Stated goal:
Your job is to retype all of the data word for word, leaving every image out.

Stored rows:
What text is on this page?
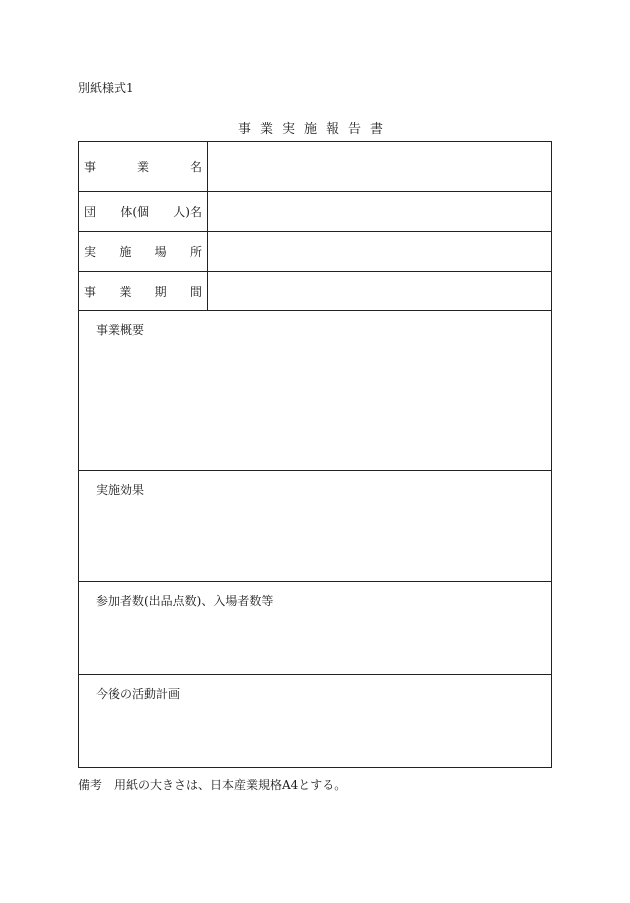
別紙様式1
事業実施報告書
事	業	名
団 体(個 人)名
実 施 場 所
事 業 期 間
事業概要
実施効果
参加者数(出品点数)、入場者数等
今後の活動計画
備考　用紙の大きさは、日本産業規格A4とする。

The output:
What text is on this page?
別紙様式1
事業実施報告書
事	業	名
団 体(個 人)名
実 施 場 所
事 業 期 間
事業概要
実施効果
参加者数(出品点数)、入場者数等
今後の活動計画
備考　用紙の大きさは、日本産業規格A4とする。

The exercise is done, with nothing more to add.